§ **Description of the task**:
Print out the material that follows word for word.

Data excerpts
============================================================
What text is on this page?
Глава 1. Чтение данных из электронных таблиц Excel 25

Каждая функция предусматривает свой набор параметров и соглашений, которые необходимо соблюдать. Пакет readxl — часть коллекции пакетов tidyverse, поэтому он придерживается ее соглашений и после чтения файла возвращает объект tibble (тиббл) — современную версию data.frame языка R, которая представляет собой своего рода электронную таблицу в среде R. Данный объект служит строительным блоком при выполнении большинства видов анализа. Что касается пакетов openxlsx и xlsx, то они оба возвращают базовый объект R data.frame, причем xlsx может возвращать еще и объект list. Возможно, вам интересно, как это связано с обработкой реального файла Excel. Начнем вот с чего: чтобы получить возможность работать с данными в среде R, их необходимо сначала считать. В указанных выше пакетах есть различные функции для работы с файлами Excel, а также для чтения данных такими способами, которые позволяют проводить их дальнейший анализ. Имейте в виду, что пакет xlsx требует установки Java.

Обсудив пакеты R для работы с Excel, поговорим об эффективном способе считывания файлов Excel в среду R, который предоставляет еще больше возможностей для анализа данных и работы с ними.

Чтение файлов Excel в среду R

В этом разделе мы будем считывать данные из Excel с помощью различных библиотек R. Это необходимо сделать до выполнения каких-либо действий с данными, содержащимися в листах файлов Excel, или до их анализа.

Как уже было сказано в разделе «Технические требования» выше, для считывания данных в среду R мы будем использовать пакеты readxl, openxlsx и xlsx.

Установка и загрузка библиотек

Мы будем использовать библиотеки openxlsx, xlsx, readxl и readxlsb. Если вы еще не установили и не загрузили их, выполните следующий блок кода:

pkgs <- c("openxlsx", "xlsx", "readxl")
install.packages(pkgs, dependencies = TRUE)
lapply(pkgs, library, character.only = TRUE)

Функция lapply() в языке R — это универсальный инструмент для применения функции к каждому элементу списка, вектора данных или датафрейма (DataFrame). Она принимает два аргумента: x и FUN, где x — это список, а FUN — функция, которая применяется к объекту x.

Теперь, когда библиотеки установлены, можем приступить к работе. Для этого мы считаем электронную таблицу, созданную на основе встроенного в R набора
============================================================
§ **Result of this task**:
What text is on this page?
Глава 1. Чтение данных из электронных таблиц Excel 25

Каждая функция предусматривает свой набор параметров и соглашений, которые необходимо соблюдать. Пакет readxl — часть коллекции пакетов tidyverse, поэтому он придерживается ее соглашений и после чтения файла возвращает объект tibble (тиббл) — современную версию data.frame языка R, которая представляет собой своего рода электронную таблицу в среде R. Данный объект служит строительным блоком при выполнении большинства видов анализа. Что касается пакетов openxlsx и xlsx, то они оба возвращают базовый объект R data.frame, причем xlsx может возвращать еще и объект list. Возможно, вам интересно, как это связано с обработкой реального файла Excel. Начнем вот с чего: чтобы получить возможность работать с данными в среде R, их необходимо сначала считать. В указанных выше пакетах есть различные функции для работы с файлами Excel, а также для чтения данных такими способами, которые позволяют проводить их дальнейший анализ. Имейте в виду, что пакет xlsx требует установки Java.

Обсудив пакеты R для работы с Excel, поговорим об эффективном способе считывания файлов Excel в среду R, который предоставляет еще больше возможностей для анализа данных и работы с ними.

Чтение файлов Excel в среду R

В этом разделе мы будем считывать данные из Excel с помощью различных библиотек R. Это необходимо сделать до выполнения каких-либо действий с данными, содержащимися в листах файлов Excel, или до их анализа.

Как уже было сказано в разделе «Технические требования» выше, для считывания данных в среду R мы будем использовать пакеты readxl, openxlsx и xlsx.

Установка и загрузка библиотек

Мы будем использовать библиотеки openxlsx, xlsx, readxl и readxlsb. Если вы еще не установили и не загрузили их, выполните следующий блок кода:

pkgs <- c("openxlsx", "xlsx", "readxl")
install.packages(pkgs, dependencies = TRUE)
lapply(pkgs, library, character.only = TRUE)

Функция lapply() в языке R — это универсальный инструмент для применения функции к каждому элементу списка, вектора данных или датафрейма (DataFrame). Она принимает два аргумента: x и FUN, где x — это список, а FUN — функция, которая применяется к объекту x.

Теперь, когда библиотеки установлены, можем приступить к работе. Для этого мы считаем электронную таблицу, созданную на основе встроенного в R набора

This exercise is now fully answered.